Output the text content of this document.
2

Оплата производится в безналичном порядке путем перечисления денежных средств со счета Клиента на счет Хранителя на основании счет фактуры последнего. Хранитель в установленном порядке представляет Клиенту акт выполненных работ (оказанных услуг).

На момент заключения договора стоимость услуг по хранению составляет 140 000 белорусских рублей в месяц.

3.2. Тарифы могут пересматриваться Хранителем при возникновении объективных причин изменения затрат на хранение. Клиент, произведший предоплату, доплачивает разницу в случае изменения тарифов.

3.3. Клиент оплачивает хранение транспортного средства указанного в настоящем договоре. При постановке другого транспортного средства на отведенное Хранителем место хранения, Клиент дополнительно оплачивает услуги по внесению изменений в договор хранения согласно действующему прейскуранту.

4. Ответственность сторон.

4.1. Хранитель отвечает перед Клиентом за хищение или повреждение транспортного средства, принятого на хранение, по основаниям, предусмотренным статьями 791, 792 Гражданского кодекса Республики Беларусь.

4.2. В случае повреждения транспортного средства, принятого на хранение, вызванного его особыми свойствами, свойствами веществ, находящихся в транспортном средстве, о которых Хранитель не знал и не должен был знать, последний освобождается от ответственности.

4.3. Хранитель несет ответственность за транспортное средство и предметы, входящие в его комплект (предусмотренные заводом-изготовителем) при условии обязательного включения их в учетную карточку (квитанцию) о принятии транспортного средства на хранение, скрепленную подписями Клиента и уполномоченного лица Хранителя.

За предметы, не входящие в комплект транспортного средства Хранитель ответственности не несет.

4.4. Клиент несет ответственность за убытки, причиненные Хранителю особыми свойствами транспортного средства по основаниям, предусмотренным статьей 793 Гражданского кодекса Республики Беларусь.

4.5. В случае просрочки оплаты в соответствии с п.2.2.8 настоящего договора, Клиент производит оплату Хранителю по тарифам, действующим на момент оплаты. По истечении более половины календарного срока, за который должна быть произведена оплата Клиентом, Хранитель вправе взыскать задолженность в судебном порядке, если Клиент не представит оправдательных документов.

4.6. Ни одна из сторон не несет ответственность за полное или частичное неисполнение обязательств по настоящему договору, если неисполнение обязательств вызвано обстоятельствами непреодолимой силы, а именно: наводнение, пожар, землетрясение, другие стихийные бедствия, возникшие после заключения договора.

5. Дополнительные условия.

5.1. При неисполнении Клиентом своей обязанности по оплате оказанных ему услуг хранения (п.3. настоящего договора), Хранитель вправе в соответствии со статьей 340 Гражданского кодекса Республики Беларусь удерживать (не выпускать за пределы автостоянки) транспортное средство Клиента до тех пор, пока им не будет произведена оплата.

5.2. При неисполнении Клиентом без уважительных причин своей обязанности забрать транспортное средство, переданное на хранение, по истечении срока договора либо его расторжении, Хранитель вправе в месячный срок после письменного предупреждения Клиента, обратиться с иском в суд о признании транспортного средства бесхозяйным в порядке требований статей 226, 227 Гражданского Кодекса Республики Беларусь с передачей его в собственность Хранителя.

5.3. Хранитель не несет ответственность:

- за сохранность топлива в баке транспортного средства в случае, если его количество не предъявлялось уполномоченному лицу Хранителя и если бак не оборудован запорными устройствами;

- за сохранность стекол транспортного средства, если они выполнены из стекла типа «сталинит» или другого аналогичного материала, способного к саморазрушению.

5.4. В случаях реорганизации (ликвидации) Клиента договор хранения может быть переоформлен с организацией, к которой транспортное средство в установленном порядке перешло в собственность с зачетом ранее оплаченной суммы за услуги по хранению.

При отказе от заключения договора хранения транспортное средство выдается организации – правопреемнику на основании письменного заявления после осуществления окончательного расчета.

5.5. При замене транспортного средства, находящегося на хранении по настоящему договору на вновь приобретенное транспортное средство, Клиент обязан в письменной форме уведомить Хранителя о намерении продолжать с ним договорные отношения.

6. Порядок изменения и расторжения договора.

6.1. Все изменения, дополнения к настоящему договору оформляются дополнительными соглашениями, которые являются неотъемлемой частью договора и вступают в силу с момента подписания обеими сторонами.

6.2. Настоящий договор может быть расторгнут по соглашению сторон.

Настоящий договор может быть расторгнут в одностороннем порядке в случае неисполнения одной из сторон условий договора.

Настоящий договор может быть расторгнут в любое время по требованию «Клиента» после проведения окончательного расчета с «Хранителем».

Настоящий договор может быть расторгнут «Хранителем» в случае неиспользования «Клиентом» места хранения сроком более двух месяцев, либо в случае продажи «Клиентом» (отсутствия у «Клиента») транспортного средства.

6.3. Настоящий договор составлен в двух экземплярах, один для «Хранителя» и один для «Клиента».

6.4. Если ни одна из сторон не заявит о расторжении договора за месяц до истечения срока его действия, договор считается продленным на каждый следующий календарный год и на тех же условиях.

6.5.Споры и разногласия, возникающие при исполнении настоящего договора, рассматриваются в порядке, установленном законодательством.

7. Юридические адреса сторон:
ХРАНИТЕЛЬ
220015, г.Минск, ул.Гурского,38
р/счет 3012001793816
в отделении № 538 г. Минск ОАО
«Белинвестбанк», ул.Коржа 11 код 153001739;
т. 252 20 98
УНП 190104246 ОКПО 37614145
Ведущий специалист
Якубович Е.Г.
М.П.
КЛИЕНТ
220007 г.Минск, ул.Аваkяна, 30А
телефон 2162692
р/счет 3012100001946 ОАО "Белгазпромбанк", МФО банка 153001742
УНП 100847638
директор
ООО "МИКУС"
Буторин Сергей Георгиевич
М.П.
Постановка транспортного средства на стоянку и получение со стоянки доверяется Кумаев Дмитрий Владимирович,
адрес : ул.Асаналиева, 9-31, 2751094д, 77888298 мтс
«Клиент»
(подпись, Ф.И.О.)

▸ **DIRECTION**
Wherever a line in the data above holds "расчета", copy that line.

▸ **TASK SOLUTION**
При отказе от заключения договора хранения транспортное средство выдается организации – правопреемнику на основании письменного заявления после осуществления окончательного расчета.
Настоящий договор может быть расторгнут в любое время по требованию «Клиента» после проведения окончательного расчета с «Хранителем».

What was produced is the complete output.